**Short exercise**
Work through the data below line by line and say how many lines hold "tenemos"; give only the number.

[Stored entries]
************
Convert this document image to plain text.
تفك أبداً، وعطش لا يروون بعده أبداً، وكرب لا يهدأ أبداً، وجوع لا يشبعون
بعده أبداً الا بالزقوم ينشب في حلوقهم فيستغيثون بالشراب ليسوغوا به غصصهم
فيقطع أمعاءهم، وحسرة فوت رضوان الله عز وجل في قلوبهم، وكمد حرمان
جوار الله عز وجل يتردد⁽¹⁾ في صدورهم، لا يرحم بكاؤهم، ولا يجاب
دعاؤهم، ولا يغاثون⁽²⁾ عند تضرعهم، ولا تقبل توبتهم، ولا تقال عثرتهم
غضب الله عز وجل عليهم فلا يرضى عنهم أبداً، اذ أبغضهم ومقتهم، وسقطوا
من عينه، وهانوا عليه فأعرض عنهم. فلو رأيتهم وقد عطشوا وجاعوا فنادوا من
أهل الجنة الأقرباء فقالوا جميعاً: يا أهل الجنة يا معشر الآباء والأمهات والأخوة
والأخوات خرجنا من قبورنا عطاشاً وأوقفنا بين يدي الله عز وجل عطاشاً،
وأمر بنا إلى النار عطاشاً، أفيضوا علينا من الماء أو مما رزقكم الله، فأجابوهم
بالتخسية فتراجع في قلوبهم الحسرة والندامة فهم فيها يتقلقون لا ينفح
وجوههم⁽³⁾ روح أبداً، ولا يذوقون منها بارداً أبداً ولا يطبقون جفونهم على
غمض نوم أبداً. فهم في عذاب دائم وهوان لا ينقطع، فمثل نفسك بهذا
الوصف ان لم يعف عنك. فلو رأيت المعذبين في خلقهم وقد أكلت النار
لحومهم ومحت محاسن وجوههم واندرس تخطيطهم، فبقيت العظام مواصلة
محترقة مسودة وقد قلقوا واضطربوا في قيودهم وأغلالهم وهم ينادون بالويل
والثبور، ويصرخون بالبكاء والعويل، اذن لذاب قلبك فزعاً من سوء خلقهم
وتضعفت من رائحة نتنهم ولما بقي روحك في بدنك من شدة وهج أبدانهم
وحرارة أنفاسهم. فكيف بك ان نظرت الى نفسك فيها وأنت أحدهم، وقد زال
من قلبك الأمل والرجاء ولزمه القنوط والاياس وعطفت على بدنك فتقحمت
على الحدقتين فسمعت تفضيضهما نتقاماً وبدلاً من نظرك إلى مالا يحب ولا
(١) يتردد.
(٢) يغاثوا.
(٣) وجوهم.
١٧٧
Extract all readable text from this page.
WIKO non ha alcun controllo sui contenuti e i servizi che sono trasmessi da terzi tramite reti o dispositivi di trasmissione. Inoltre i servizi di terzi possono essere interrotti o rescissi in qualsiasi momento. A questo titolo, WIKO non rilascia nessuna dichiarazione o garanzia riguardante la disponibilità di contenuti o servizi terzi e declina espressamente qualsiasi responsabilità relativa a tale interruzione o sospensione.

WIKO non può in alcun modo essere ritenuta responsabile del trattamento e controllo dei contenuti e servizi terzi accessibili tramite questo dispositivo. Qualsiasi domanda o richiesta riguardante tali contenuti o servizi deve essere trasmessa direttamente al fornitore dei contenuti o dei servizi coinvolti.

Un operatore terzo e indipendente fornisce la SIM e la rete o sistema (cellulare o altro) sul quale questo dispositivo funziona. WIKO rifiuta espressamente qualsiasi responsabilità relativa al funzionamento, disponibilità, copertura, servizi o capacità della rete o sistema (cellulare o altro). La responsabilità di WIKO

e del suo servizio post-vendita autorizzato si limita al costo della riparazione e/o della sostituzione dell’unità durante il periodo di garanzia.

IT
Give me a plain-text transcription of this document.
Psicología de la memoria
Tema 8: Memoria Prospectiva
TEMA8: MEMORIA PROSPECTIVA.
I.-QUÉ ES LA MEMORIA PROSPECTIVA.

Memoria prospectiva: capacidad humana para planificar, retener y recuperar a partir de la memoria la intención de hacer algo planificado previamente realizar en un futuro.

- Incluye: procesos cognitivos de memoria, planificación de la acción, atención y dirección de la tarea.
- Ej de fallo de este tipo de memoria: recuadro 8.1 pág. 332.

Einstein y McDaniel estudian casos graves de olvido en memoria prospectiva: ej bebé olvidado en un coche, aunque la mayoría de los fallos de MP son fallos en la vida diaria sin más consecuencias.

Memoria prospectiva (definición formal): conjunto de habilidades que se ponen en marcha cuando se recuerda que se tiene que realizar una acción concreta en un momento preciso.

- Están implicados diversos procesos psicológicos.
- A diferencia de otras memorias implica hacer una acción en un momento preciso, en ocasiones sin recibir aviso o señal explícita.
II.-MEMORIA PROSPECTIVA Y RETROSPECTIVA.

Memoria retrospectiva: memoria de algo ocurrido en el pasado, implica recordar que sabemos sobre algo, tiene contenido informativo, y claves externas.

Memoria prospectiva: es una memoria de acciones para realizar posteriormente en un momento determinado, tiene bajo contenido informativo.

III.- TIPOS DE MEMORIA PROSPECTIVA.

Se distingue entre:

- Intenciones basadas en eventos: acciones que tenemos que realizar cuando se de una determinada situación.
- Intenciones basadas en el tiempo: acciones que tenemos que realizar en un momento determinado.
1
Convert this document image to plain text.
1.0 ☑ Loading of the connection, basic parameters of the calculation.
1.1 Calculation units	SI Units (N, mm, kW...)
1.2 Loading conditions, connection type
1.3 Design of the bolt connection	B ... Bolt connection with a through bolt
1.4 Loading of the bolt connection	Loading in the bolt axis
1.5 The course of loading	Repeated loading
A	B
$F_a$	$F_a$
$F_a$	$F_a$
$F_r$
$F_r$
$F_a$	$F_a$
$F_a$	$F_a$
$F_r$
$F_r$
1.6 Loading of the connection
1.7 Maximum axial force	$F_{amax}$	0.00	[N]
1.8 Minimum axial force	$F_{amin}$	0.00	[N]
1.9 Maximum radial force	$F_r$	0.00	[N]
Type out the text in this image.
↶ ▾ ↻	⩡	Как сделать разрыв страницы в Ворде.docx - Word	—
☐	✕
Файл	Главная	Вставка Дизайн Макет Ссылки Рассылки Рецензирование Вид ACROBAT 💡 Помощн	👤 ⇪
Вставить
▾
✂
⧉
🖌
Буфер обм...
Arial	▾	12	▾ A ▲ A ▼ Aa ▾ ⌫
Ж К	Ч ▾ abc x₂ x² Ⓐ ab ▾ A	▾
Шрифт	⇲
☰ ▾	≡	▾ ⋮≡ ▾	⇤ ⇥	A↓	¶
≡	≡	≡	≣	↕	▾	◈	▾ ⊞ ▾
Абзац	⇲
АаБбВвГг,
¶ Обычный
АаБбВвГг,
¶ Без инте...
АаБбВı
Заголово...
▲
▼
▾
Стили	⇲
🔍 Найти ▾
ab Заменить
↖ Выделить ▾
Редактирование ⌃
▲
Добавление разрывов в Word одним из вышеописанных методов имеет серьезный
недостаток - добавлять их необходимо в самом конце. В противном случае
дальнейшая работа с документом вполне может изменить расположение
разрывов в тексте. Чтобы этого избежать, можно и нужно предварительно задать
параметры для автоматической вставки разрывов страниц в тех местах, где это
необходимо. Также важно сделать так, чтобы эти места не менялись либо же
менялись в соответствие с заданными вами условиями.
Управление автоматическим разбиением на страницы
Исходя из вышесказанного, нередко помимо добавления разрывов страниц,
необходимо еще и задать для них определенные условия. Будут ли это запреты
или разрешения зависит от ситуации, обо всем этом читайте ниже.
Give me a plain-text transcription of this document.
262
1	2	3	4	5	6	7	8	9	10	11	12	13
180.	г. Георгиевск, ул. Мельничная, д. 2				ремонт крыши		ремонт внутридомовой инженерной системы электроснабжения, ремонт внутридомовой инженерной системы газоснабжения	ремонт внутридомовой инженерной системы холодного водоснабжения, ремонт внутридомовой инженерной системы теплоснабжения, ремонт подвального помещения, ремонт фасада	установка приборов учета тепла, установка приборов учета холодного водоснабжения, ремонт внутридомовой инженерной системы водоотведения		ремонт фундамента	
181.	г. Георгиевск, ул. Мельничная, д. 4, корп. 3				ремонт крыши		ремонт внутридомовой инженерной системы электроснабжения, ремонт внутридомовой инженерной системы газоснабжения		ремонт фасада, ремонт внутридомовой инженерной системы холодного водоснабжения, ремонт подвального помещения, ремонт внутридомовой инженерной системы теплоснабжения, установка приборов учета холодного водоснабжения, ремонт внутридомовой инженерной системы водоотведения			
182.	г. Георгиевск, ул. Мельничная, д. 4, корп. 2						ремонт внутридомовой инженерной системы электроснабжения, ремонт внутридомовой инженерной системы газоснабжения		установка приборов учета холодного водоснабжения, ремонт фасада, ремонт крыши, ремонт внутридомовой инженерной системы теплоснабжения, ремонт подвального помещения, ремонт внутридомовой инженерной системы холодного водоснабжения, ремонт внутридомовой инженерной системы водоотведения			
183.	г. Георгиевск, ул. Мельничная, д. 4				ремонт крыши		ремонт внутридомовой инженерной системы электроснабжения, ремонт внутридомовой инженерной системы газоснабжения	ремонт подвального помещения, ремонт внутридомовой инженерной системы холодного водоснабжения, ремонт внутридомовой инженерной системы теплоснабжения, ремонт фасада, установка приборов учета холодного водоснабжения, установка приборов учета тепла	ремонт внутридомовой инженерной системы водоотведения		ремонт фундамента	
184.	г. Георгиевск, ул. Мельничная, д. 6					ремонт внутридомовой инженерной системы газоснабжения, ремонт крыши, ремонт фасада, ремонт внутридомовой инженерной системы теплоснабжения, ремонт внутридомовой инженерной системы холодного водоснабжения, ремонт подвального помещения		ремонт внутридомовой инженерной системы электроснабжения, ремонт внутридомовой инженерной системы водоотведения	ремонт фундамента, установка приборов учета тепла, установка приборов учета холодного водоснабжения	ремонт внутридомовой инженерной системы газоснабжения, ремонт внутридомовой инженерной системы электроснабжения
************
**Complete output**
2